## Page extract
_ _ _

A800 NCCL Multi Host Communication

GPU Environment Preparation

1. Drivers and CUDA

GPU cloud hosts created using industry images come pre-installed with GPU drivers and CUDA.
For manual installation, refer to: https://developer.nvidia.com/cuda-toolkit-archive

2. Load nvidia_peermem Kernel Module

CUDA 11.4 and newer versions include this kernel module by default.
For versions below 11.4, manually install the nv_peer_mem module and configure it to load on startup:


     sudo modprobe nvidia_peermem

3. Install nvidia-fabricmanager


   # Ubuntu
   # NVIDIA driver version
   version=535.54.03  
   main_version=$(echo $version | awk -F '.' '{print $1}')
   sudo apt update
   sudo apt -y install nvidia-fabricmanager-${main_version}=${version}-*
   sudo systemctl start nvidia-fabricmanager
   sudo systemctl status nvidia-fabricmanager
   sudo systemctl enable nvidia-fabricmanager

A800 Virtual Network Interface Configuration

After creating an A800 cloud host, it comes with a default eth0 network interface, typically used for traffic forwarding management. For multi-machine GPU communication scenarios, 4 virtual network interfaces need to be created on each cloud host for data traffic forwarding. Below is the best practice for network interface configuration:

1. Create Subnets

In the VPC console:
- Create a new VPC with: 192.168.0.0/16.

_ _ _

## Goal a
Transcribe the A800 NCCL setup page from "After creating an" to "VPC with: 192.168.0.0/16.".

_ _ _

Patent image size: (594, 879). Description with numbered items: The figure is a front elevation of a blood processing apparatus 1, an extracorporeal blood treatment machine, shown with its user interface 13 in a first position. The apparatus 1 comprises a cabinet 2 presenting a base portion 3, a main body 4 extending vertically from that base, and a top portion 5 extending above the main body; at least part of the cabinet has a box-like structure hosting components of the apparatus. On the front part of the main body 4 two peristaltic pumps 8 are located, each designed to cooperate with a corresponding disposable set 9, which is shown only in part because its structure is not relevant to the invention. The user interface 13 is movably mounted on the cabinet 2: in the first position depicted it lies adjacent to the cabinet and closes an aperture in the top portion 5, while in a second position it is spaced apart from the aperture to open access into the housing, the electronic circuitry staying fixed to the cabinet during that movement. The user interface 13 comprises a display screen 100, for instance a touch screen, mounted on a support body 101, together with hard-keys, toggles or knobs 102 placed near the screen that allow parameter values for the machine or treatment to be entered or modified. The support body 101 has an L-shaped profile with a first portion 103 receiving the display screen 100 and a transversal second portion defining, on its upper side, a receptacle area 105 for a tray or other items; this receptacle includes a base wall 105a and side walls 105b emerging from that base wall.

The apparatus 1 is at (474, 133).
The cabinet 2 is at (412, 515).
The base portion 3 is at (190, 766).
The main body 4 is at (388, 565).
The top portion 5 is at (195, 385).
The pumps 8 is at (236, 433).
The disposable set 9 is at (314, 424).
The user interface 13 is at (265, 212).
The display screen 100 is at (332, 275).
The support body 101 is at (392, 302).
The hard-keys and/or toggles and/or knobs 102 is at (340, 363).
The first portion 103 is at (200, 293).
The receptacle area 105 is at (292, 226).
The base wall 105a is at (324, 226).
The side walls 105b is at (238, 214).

_ _ _

## Goal b
Restate the records word for word, from their first line to the line with "The user interface 13 is at (265, 212).", including both.

## Expected answer a
After creating an A800 cloud host, it comes with a default eth0 network interface, typically used for traffic forwarding management. For multi-machine GPU communication scenarios, 4 virtual network interfaces need to be created on each cloud host for data traffic forwarding. Below is the best practice for network interface configuration:

1. Create Subnets

In the VPC console:
- Create a new VPC with: 192.168.0.0/16.

## Expected answer b
Patent image size: (594, 879). Description with numbered items: The figure is a front elevation of a blood processing apparatus 1, an extracorporeal blood treatment machine, shown with its user interface 13 in a first position. The apparatus 1 comprises a cabinet 2 presenting a base portion 3, a main body 4 extending vertically from that base, and a top portion 5 extending above the main body; at least part of the cabinet has a box-like structure hosting components of the apparatus. On the front part of the main body 4 two peristaltic pumps 8 are located, each designed to cooperate with a corresponding disposable set 9, which is shown only in part because its structure is not relevant to the invention. The user interface 13 is movably mounted on the cabinet 2: in the first position depicted it lies adjacent to the cabinet and closes an aperture in the top portion 5, while in a second position it is spaced apart from the aperture to open access into the housing, the electronic circuitry staying fixed to the cabinet during that movement. The user interface 13 comprises a display screen 100, for instance a touch screen, mounted on a support body 101, together with hard-keys, toggles or knobs 102 placed near the screen that allow parameter values for the machine or treatment to be entered or modified. The support body 101 has an L-shaped profile with a first portion 103 receiving the display screen 100 and a transversal second portion defining, on its upper side, a receptacle area 105 for a tray or other items; this receptacle includes a base wall 105a and side walls 105b emerging from that base wall.

The apparatus 1 is at (474, 133).
The cabinet 2 is at (412, 515).
The base portion 3 is at (190, 766).
The main body 4 is at (388, 565).
The top portion 5 is at (195, 385).
The pumps 8 is at (236, 433).
The disposable set 9 is at (314, 424).
The user interface 13 is at (265, 212).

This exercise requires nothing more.